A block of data
....
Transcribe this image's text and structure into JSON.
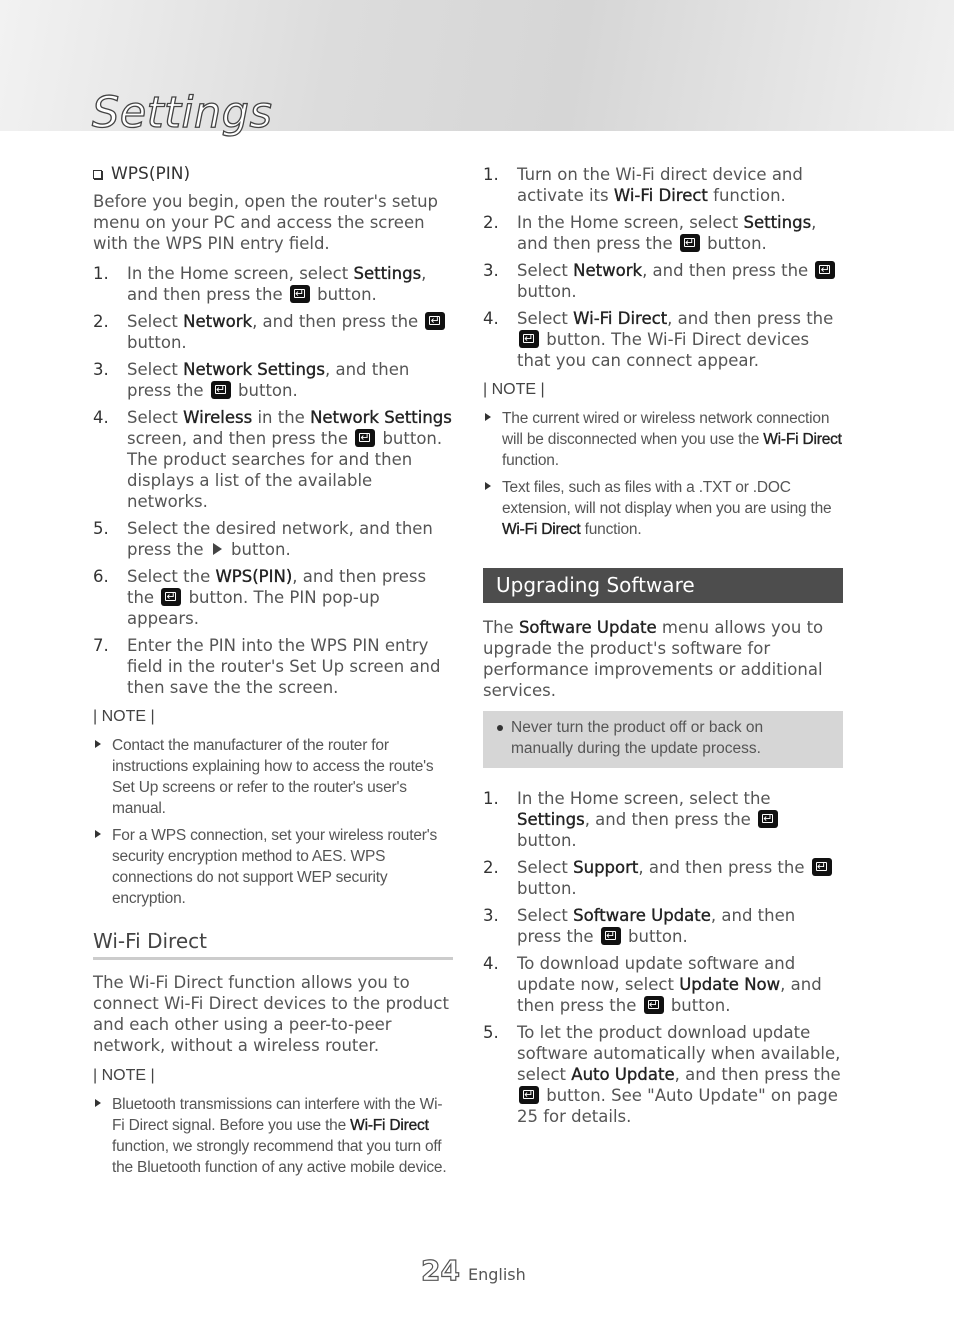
{
  "header": {
    "title": "Settings"
  },
  "left": {
    "wps": {
      "heading": "WPS(PIN)",
      "intro": "Before you begin, open the router's setup menu on your PC and access the screen with the WPS PIN entry field.",
      "steps": [
        {
          "num": "1.",
          "segments": [
            {
              "t": "text",
              "v": "In the Home screen, select "
            },
            {
              "t": "bold",
              "v": "Settings"
            },
            {
              "t": "text",
              "v": ", and then press the "
            },
            {
              "t": "icon",
              "v": "enter-icon"
            },
            {
              "t": "text",
              "v": " button."
            }
          ]
        },
        {
          "num": "2.",
          "segments": [
            {
              "t": "text",
              "v": "Select "
            },
            {
              "t": "bold",
              "v": "Network"
            },
            {
              "t": "text",
              "v": ", and then press the "
            },
            {
              "t": "icon",
              "v": "enter-icon"
            },
            {
              "t": "text",
              "v": " button."
            }
          ]
        },
        {
          "num": "3.",
          "segments": [
            {
              "t": "text",
              "v": "Select "
            },
            {
              "t": "bold",
              "v": "Network Settings"
            },
            {
              "t": "text",
              "v": ", and then press the "
            },
            {
              "t": "icon",
              "v": "enter-icon"
            },
            {
              "t": "text",
              "v": " button."
            }
          ]
        },
        {
          "num": "4.",
          "segments": [
            {
              "t": "text",
              "v": "Select "
            },
            {
              "t": "bold",
              "v": "Wireless"
            },
            {
              "t": "text",
              "v": " in the "
            },
            {
              "t": "bold",
              "v": "Network Settings"
            },
            {
              "t": "text",
              "v": " screen, and then press the "
            },
            {
              "t": "icon",
              "v": "enter-icon"
            },
            {
              "t": "text",
              "v": " button. The product searches for and then displays a list of the available networks."
            }
          ]
        },
        {
          "num": "5.",
          "segments": [
            {
              "t": "text",
              "v": "Select the desired network, and then press the "
            },
            {
              "t": "icon",
              "v": "play-icon"
            },
            {
              "t": "text",
              "v": " button."
            }
          ]
        },
        {
          "num": "6.",
          "segments": [
            {
              "t": "text",
              "v": "Select the "
            },
            {
              "t": "bold",
              "v": "WPS(PIN)"
            },
            {
              "t": "text",
              "v": ", and then press the "
            },
            {
              "t": "icon",
              "v": "enter-icon"
            },
            {
              "t": "text",
              "v": " button. The PIN pop-up appears."
            }
          ]
        },
        {
          "num": "7.",
          "segments": [
            {
              "t": "text",
              "v": "Enter the PIN into the WPS PIN entry field in the router's Set Up screen and then save the the screen."
            }
          ]
        }
      ],
      "note_label": "| NOTE |",
      "notes": [
        [
          {
            "t": "text",
            "v": "Contact the manufacturer of the router for instructions explaining how to access the route's Set Up screens or refer to the router's user's manual."
          }
        ],
        [
          {
            "t": "text",
            "v": "For a WPS connection, set your wireless router's security encryption method to AES. WPS connections do not support WEP security encryption."
          }
        ]
      ]
    },
    "wifi_direct": {
      "heading": "Wi-Fi Direct",
      "intro": "The Wi-Fi Direct function allows you to connect Wi-Fi Direct devices to the product and each other using a peer-to-peer network, without a wireless router.",
      "note_label": "| NOTE |",
      "notes": [
        [
          {
            "t": "text",
            "v": "Bluetooth transmissions can interfere with the Wi-Fi Direct signal. Before you use the "
          },
          {
            "t": "bold",
            "v": "Wi-Fi Direct"
          },
          {
            "t": "text",
            "v": " function, we strongly recommend that you turn off the Bluetooth function of any active mobile device."
          }
        ]
      ]
    }
  },
  "right": {
    "wifi_steps": [
      {
        "num": "1.",
        "segments": [
          {
            "t": "text",
            "v": "Turn on the Wi-Fi direct device and activate its "
          },
          {
            "t": "bold",
            "v": "Wi-Fi Direct"
          },
          {
            "t": "text",
            "v": " function."
          }
        ]
      },
      {
        "num": "2.",
        "segments": [
          {
            "t": "text",
            "v": "In the Home screen, select "
          },
          {
            "t": "bold",
            "v": "Settings"
          },
          {
            "t": "text",
            "v": ", and then press the "
          },
          {
            "t": "icon",
            "v": "enter-icon"
          },
          {
            "t": "text",
            "v": " button."
          }
        ]
      },
      {
        "num": "3.",
        "segments": [
          {
            "t": "text",
            "v": "Select "
          },
          {
            "t": "bold",
            "v": "Network"
          },
          {
            "t": "text",
            "v": ", and then press the "
          },
          {
            "t": "icon",
            "v": "enter-icon"
          },
          {
            "t": "text",
            "v": " button."
          }
        ]
      },
      {
        "num": "4.",
        "segments": [
          {
            "t": "text",
            "v": "Select "
          },
          {
            "t": "bold",
            "v": "Wi-Fi Direct"
          },
          {
            "t": "text",
            "v": ", and then press the "
          },
          {
            "t": "icon",
            "v": "enter-icon"
          },
          {
            "t": "text",
            "v": " button. The Wi-Fi Direct devices that you can connect appear."
          }
        ]
      }
    ],
    "note_label": "| NOTE |",
    "notes": [
      [
        {
          "t": "text",
          "v": "The current wired or wireless network connection will be disconnected when you use the "
        },
        {
          "t": "bold",
          "v": "Wi-Fi Direct"
        },
        {
          "t": "text",
          "v": " function."
        }
      ],
      [
        {
          "t": "text",
          "v": "Text files, such as files with a .TXT or .DOC extension, will not display when you are using the "
        },
        {
          "t": "bold",
          "v": "Wi-Fi Direct"
        },
        {
          "t": "text",
          "v": " function."
        }
      ]
    ],
    "upgrade": {
      "heading": "Upgrading Software",
      "intro": [
        {
          "t": "text",
          "v": "The "
        },
        {
          "t": "bold",
          "v": "Software Update"
        },
        {
          "t": "text",
          "v": " menu allows you to upgrade the product's software for performance improvements or additional services."
        }
      ],
      "warning": "Never turn the product off or back on manually during the update process.",
      "steps": [
        {
          "num": "1.",
          "segments": [
            {
              "t": "text",
              "v": "In the Home screen, select the "
            },
            {
              "t": "bold",
              "v": "Settings"
            },
            {
              "t": "text",
              "v": ", and then press the "
            },
            {
              "t": "icon",
              "v": "enter-icon"
            },
            {
              "t": "text",
              "v": " button."
            }
          ]
        },
        {
          "num": "2.",
          "segments": [
            {
              "t": "text",
              "v": "Select "
            },
            {
              "t": "bold",
              "v": "Support"
            },
            {
              "t": "text",
              "v": ", and then press the "
            },
            {
              "t": "icon",
              "v": "enter-icon"
            },
            {
              "t": "text",
              "v": " button."
            }
          ]
        },
        {
          "num": "3.",
          "segments": [
            {
              "t": "text",
              "v": "Select "
            },
            {
              "t": "bold",
              "v": "Software Update"
            },
            {
              "t": "text",
              "v": ", and then press the "
            },
            {
              "t": "icon",
              "v": "enter-icon"
            },
            {
              "t": "text",
              "v": " button."
            }
          ]
        },
        {
          "num": "4.",
          "segments": [
            {
              "t": "text",
              "v": "To download update software and update now, select "
            },
            {
              "t": "bold",
              "v": "Update Now"
            },
            {
              "t": "text",
              "v": ", and then press the "
            },
            {
              "t": "icon",
              "v": "enter-icon"
            },
            {
              "t": "text",
              "v": " button."
            }
          ]
        },
        {
          "num": "5.",
          "segments": [
            {
              "t": "text",
              "v": "To let the product download update software automatically when available, select "
            },
            {
              "t": "bold",
              "v": "Auto Update"
            },
            {
              "t": "text",
              "v": ", and then press the "
            },
            {
              "t": "icon",
              "v": "enter-icon"
            },
            {
              "t": "text",
              "v": " button. See \"Auto Update\" on page 25 for details."
            }
          ]
        }
      ]
    }
  },
  "footer": {
    "page_number": "24",
    "language": "English"
  }
}
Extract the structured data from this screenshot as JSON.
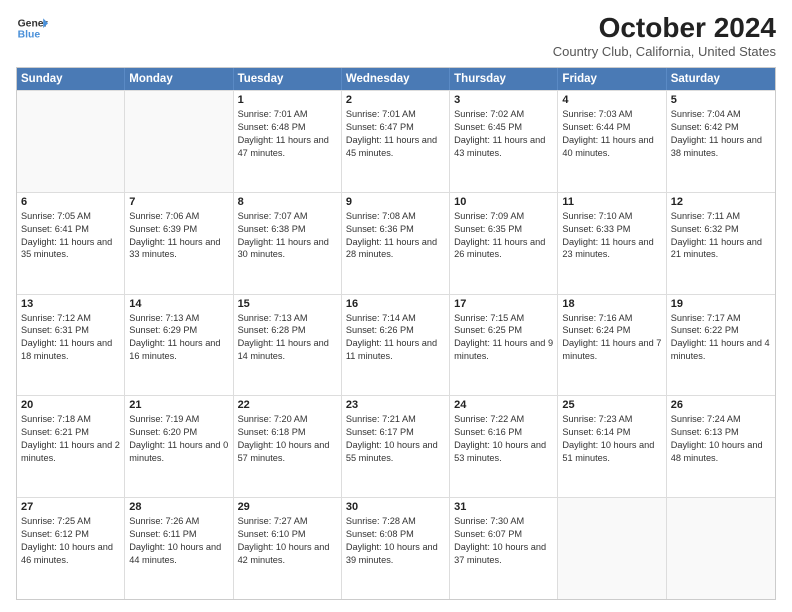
....
- **Task directions**:
From the entries above, output every line exactly and omit any image.

- **Answer to the problem**:
Transcribe this image's text and structure into JSON.
{
  "header": {
    "title": "Settings"
  },
  "left": {
    "wps": {
      "heading": "WPS(PIN)",
      "intro": "Before you begin, open the router's setup menu on your PC and access the screen with the WPS PIN entry field.",
      "steps": [
        {
          "num": "1.",
          "segments": [
            {
              "t": "text",
              "v": "In the Home screen, select "
            },
            {
              "t": "bold",
              "v": "Settings"
            },
            {
              "t": "text",
              "v": ", and then press the "
            },
            {
              "t": "icon",
              "v": "enter-icon"
            },
            {
              "t": "text",
              "v": " button."
            }
          ]
        },
        {
          "num": "2.",
          "segments": [
            {
              "t": "text",
              "v": "Select "
            },
            {
              "t": "bold",
              "v": "Network"
            },
            {
              "t": "text",
              "v": ", and then press the "
            },
            {
              "t": "icon",
              "v": "enter-icon"
            },
            {
              "t": "text",
              "v": " button."
            }
          ]
        },
        {
          "num": "3.",
          "segments": [
            {
              "t": "text",
              "v": "Select "
            },
            {
              "t": "bold",
              "v": "Network Settings"
            },
            {
              "t": "text",
              "v": ", and then press the "
            },
            {
              "t": "icon",
              "v": "enter-icon"
            },
            {
              "t": "text",
              "v": " button."
            }
          ]
        },
        {
          "num": "4.",
          "segments": [
            {
              "t": "text",
              "v": "Select "
            },
            {
              "t": "bold",
              "v": "Wireless"
            },
            {
              "t": "text",
              "v": " in the "
            },
            {
              "t": "bold",
              "v": "Network Settings"
            },
            {
              "t": "text",
              "v": " screen, and then press the "
            },
            {
              "t": "icon",
              "v": "enter-icon"
            },
            {
              "t": "text",
              "v": " button. The product searches for and then displays a list of the available networks."
            }
          ]
        },
        {
          "num": "5.",
          "segments": [
            {
              "t": "text",
              "v": "Select the desired network, and then press the "
            },
            {
              "t": "icon",
              "v": "play-icon"
            },
            {
              "t": "text",
              "v": " button."
            }
          ]
        },
        {
          "num": "6.",
          "segments": [
            {
              "t": "text",
              "v": "Select the "
            },
            {
              "t": "bold",
              "v": "WPS(PIN)"
            },
            {
              "t": "text",
              "v": ", and then press the "
            },
            {
              "t": "icon",
              "v": "enter-icon"
            },
            {
              "t": "text",
              "v": " button. The PIN pop-up appears."
            }
          ]
        },
        {
          "num": "7.",
          "segments": [
            {
              "t": "text",
              "v": "Enter the PIN into the WPS PIN entry field in the router's Set Up screen and then save the the screen."
            }
          ]
        }
      ],
      "note_label": "| NOTE |",
      "notes": [
        [
          {
            "t": "text",
            "v": "Contact the manufacturer of the router for instructions explaining how to access the route's Set Up screens or refer to the router's user's manual."
          }
        ],
        [
          {
            "t": "text",
            "v": "For a WPS connection, set your wireless router's security encryption method to AES. WPS connections do not support WEP security encryption."
          }
        ]
      ]
    },
    "wifi_direct": {
      "heading": "Wi-Fi Direct",
      "intro": "The Wi-Fi Direct function allows you to connect Wi-Fi Direct devices to the product and each other using a peer-to-peer network, without a wireless router.",
      "note_label": "| NOTE |",
      "notes": [
        [
          {
            "t": "text",
            "v": "Bluetooth transmissions can interfere with the Wi-Fi Direct signal. Before you use the "
          },
          {
            "t": "bold",
            "v": "Wi-Fi Direct"
          },
          {
            "t": "text",
            "v": " function, we strongly recommend that you turn off the Bluetooth function of any active mobile device."
          }
        ]
      ]
    }
  },
  "right": {
    "wifi_steps": [
      {
        "num": "1.",
        "segments": [
          {
            "t": "text",
            "v": "Turn on the Wi-Fi direct device and activate its "
          },
          {
            "t": "bold",
            "v": "Wi-Fi Direct"
          },
          {
            "t": "text",
            "v": " function."
          }
        ]
      },
      {
        "num": "2.",
        "segments": [
          {
            "t": "text",
            "v": "In the Home screen, select "
          },
          {
            "t": "bold",
            "v": "Settings"
          },
          {
            "t": "text",
            "v": ", and then press the "
          },
          {
            "t": "icon",
            "v": "enter-icon"
          },
          {
            "t": "text",
            "v": " button."
          }
        ]
      },
      {
        "num": "3.",
        "segments": [
          {
            "t": "text",
            "v": "Select "
          },
          {
            "t": "bold",
            "v": "Network"
          },
          {
            "t": "text",
            "v": ", and then press the "
          },
          {
            "t": "icon",
            "v": "enter-icon"
          },
          {
            "t": "text",
            "v": " button."
          }
        ]
      },
      {
        "num": "4.",
        "segments": [
          {
            "t": "text",
            "v": "Select "
          },
          {
            "t": "bold",
            "v": "Wi-Fi Direct"
          },
          {
            "t": "text",
            "v": ", and then press the "
          },
          {
            "t": "icon",
            "v": "enter-icon"
          },
          {
            "t": "text",
            "v": " button. The Wi-Fi Direct devices that you can connect appear."
          }
        ]
      }
    ],
    "note_label": "| NOTE |",
    "notes": [
      [
        {
          "t": "text",
          "v": "The current wired or wireless network connection will be disconnected when you use the "
        },
        {
          "t": "bold",
          "v": "Wi-Fi Direct"
        },
        {
          "t": "text",
          "v": " function."
        }
      ],
      [
        {
          "t": "text",
          "v": "Text files, such as files with a .TXT or .DOC extension, will not display when you are using the "
        },
        {
          "t": "bold",
          "v": "Wi-Fi Direct"
        },
        {
          "t": "text",
          "v": " function."
        }
      ]
    ],
    "upgrade": {
      "heading": "Upgrading Software",
      "intro": [
        {
          "t": "text",
          "v": "The "
        },
        {
          "t": "bold",
          "v": "Software Update"
        },
        {
          "t": "text",
          "v": " menu allows you to upgrade the product's software for performance improvements or additional services."
        }
      ],
      "warning": "Never turn the product off or back on manually during the update process.",
      "steps": [
        {
          "num": "1.",
          "segments": [
            {
              "t": "text",
              "v": "In the Home screen, select the "
            },
            {
              "t": "bold",
              "v": "Settings"
            },
            {
              "t": "text",
              "v": ", and then press the "
            },
            {
              "t": "icon",
              "v": "enter-icon"
            },
            {
              "t": "text",
              "v": " button."
            }
          ]
        },
        {
          "num": "2.",
          "segments": [
            {
              "t": "text",
              "v": "Select "
            },
            {
              "t": "bold",
              "v": "Support"
            },
            {
              "t": "text",
              "v": ", and then press the "
            },
            {
              "t": "icon",
              "v": "enter-icon"
            },
            {
              "t": "text",
              "v": " button."
            }
          ]
        },
        {
          "num": "3.",
          "segments": [
            {
              "t": "text",
              "v": "Select "
            },
            {
              "t": "bold",
              "v": "Software Update"
            },
            {
              "t": "text",
              "v": ", and then press the "
            },
            {
              "t": "icon",
              "v": "enter-icon"
            },
            {
              "t": "text",
              "v": " button."
            }
          ]
        },
        {
          "num": "4.",
          "segments": [
            {
              "t": "text",
              "v": "To download update software and update now, select "
            },
            {
              "t": "bold",
              "v": "Update Now"
            },
            {
              "t": "text",
              "v": ", and then press the "
            },
            {
              "t": "icon",
              "v": "enter-icon"
            },
            {
              "t": "text",
              "v": " button."
            }
          ]
        },
        {
          "num": "5.",
          "segments": [
            {
              "t": "text",
              "v": "To let the product download update software automatically when available, select "
            },
            {
              "t": "bold",
              "v": "Auto Update"
            },
            {
              "t": "text",
              "v": ", and then press the "
            },
            {
              "t": "icon",
              "v": "enter-icon"
            },
            {
              "t": "text",
              "v": " button. See \"Auto Update\" on page 25 for details."
            }
          ]
        }
      ]
    }
  },
  "footer": {
    "page_number": "24",
    "language": "English"
  }
}
Extract the structured data from this screenshot as JSON.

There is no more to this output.